╔══
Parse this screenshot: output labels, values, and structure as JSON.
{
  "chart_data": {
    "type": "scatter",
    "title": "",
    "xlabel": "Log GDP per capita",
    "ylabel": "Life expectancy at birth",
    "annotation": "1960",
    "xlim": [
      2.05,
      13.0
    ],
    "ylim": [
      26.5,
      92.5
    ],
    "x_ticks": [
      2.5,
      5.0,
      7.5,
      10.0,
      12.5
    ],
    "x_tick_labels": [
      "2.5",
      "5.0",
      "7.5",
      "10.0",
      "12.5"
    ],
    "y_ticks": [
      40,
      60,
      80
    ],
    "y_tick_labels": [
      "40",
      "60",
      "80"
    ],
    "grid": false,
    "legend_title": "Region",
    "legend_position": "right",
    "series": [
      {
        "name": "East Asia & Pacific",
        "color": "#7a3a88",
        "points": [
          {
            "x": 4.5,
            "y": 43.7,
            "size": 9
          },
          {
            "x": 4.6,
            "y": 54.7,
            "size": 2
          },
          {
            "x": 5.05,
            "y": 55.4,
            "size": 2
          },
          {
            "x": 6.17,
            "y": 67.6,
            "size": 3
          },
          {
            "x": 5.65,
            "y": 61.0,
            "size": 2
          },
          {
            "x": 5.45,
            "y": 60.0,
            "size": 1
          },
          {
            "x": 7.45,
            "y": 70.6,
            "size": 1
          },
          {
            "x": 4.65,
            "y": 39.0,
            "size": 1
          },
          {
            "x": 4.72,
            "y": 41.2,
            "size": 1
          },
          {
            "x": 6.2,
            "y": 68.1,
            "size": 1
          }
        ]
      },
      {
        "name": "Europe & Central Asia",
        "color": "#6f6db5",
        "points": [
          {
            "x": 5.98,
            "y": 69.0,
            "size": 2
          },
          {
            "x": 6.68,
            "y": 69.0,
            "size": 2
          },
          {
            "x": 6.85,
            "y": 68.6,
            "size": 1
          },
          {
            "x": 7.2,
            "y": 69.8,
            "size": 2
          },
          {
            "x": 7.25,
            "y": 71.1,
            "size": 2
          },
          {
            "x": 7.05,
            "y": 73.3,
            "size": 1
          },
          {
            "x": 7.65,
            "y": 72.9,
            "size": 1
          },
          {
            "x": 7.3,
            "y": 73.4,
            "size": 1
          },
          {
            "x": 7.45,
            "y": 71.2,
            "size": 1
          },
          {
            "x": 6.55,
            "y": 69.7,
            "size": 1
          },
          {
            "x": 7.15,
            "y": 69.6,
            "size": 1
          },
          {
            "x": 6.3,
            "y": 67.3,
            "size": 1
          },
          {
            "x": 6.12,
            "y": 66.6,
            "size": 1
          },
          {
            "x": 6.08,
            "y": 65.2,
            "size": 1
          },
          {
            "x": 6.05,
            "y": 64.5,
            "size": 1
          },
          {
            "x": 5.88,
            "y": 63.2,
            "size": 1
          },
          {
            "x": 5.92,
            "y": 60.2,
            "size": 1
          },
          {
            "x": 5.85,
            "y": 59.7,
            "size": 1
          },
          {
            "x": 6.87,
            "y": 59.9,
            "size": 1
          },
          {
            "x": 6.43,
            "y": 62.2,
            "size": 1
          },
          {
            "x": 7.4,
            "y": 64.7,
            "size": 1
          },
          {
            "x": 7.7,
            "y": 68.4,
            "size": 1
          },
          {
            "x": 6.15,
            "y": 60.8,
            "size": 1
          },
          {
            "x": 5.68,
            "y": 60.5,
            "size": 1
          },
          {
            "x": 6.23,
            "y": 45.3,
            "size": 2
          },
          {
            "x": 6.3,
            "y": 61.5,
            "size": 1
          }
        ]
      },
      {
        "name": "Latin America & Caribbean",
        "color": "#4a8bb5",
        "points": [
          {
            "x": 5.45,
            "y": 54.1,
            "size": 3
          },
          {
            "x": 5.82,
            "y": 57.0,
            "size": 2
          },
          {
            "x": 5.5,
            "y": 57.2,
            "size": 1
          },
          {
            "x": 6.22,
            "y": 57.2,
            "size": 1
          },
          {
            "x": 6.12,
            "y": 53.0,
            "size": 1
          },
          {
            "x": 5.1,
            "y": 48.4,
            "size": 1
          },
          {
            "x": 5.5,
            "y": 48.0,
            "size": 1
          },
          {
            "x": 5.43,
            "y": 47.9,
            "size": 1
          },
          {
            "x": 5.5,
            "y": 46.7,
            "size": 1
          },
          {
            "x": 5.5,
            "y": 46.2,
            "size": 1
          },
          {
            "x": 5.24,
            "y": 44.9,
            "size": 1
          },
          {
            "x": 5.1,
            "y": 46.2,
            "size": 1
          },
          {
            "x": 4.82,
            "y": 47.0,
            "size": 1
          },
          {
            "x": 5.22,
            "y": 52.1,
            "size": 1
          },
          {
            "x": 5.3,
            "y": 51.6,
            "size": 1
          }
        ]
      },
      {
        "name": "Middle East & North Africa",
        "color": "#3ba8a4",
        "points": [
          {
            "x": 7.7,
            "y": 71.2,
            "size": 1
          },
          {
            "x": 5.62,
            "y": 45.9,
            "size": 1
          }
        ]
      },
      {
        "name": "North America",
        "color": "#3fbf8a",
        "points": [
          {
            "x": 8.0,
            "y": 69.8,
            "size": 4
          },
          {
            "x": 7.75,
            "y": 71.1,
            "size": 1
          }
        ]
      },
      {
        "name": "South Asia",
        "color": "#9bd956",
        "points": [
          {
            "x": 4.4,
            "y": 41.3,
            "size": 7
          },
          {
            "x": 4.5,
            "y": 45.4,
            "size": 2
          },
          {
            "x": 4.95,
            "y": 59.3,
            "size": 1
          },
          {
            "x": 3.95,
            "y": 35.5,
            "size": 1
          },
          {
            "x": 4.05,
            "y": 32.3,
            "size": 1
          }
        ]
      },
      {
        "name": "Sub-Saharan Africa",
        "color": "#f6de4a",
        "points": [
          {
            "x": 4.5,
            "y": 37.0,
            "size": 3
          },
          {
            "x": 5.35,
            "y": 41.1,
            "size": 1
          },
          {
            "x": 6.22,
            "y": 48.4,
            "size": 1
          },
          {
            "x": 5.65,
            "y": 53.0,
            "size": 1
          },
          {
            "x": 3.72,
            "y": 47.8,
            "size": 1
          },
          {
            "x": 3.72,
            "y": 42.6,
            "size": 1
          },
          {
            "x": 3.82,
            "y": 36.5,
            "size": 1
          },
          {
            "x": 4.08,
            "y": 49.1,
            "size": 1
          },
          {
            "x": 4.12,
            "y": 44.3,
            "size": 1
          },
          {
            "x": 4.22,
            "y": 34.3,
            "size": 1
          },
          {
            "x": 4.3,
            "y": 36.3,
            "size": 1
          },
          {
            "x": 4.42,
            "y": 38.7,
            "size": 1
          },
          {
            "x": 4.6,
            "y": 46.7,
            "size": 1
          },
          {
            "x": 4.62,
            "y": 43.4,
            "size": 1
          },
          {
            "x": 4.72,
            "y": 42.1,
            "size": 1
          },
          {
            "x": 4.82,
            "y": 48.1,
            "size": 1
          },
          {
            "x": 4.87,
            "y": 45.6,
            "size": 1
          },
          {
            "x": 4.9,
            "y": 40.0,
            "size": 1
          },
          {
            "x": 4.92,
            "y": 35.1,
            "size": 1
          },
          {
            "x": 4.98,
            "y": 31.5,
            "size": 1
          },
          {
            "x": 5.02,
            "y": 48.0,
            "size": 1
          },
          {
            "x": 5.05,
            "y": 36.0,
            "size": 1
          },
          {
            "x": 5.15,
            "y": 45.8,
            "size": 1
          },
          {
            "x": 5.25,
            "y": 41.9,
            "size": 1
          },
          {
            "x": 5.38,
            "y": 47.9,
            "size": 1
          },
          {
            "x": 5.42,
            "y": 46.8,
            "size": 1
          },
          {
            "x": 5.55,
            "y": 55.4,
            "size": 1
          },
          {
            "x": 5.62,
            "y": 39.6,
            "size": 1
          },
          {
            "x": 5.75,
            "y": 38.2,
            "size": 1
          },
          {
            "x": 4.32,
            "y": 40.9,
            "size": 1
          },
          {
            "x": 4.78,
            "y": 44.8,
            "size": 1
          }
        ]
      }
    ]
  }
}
╚══
§ **Exercise goal**
Report all lines of the material that contain the word "color".

§ **Solution**
        "color": "#7a3a88",
        "color": "#6f6db5",
        "color": "#4a8bb5",
        "color": "#3ba8a4",
        "color": "#3fbf8a",
        "color": "#9bd956",
        "color": "#f6de4a",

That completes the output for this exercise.